▶ [THE TASK]: Reproduce the entries below in full, word for word.

[Stored records]
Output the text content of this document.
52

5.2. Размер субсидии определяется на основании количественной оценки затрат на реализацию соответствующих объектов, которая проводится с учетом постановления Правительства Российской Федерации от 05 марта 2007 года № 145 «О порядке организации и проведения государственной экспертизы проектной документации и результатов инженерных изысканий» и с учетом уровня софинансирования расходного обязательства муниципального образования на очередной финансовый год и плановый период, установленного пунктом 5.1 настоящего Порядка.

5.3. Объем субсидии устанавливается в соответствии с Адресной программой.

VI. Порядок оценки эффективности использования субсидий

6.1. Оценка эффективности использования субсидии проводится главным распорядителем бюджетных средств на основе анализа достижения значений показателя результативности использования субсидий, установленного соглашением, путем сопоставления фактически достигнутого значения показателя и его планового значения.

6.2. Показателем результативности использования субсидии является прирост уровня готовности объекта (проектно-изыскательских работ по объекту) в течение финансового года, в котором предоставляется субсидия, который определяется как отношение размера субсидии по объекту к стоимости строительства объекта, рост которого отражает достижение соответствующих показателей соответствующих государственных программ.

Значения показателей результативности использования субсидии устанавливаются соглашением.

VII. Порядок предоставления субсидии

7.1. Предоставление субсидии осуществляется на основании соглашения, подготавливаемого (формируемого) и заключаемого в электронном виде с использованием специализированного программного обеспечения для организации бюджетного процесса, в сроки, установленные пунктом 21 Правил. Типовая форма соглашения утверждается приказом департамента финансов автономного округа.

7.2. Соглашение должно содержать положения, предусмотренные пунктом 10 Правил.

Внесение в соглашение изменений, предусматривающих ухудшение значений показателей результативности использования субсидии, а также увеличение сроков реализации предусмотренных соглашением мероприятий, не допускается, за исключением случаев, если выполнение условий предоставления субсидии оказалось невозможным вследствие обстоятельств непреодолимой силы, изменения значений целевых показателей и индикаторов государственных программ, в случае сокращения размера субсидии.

▶ [TASK RESPONSE]:
Output the text content of this document.
52

5.2. Размер субсидии определяется на основании количественной оценки затрат на реализацию соответствующих объектов, которая проводится с учетом постановления Правительства Российской Федерации от 05 марта 2007 года № 145 «О порядке организации и проведения государственной экспертизы проектной документации и результатов инженерных изысканий» и с учетом уровня софинансирования расходного обязательства муниципального образования на очередной финансовый год и плановый период, установленного пунктом 5.1 настоящего Порядка.

5.3. Объем субсидии устанавливается в соответствии с Адресной программой.

VI. Порядок оценки эффективности использования субсидий

6.1. Оценка эффективности использования субсидии проводится главным распорядителем бюджетных средств на основе анализа достижения значений показателя результативности использования субсидий, установленного соглашением, путем сопоставления фактически достигнутого значения показателя и его планового значения.

6.2. Показателем результативности использования субсидии является прирост уровня готовности объекта (проектно-изыскательских работ по объекту) в течение финансового года, в котором предоставляется субсидия, который определяется как отношение размера субсидии по объекту к стоимости строительства объекта, рост которого отражает достижение соответствующих показателей соответствующих государственных программ.

Значения показателей результативности использования субсидии устанавливаются соглашением.

VII. Порядок предоставления субсидии

7.1. Предоставление субсидии осуществляется на основании соглашения, подготавливаемого (формируемого) и заключаемого в электронном виде с использованием специализированного программного обеспечения для организации бюджетного процесса, в сроки, установленные пунктом 21 Правил. Типовая форма соглашения утверждается приказом департамента финансов автономного округа.

7.2. Соглашение должно содержать положения, предусмотренные пунктом 10 Правил.

Внесение в соглашение изменений, предусматривающих ухудшение значений показателей результативности использования субсидии, а также увеличение сроков реализации предусмотренных соглашением мероприятий, не допускается, за исключением случаев, если выполнение условий предоставления субсидии оказалось невозможным вследствие обстоятельств непреодолимой силы, изменения значений целевых показателей и индикаторов государственных программ, в случае сокращения размера субсидии.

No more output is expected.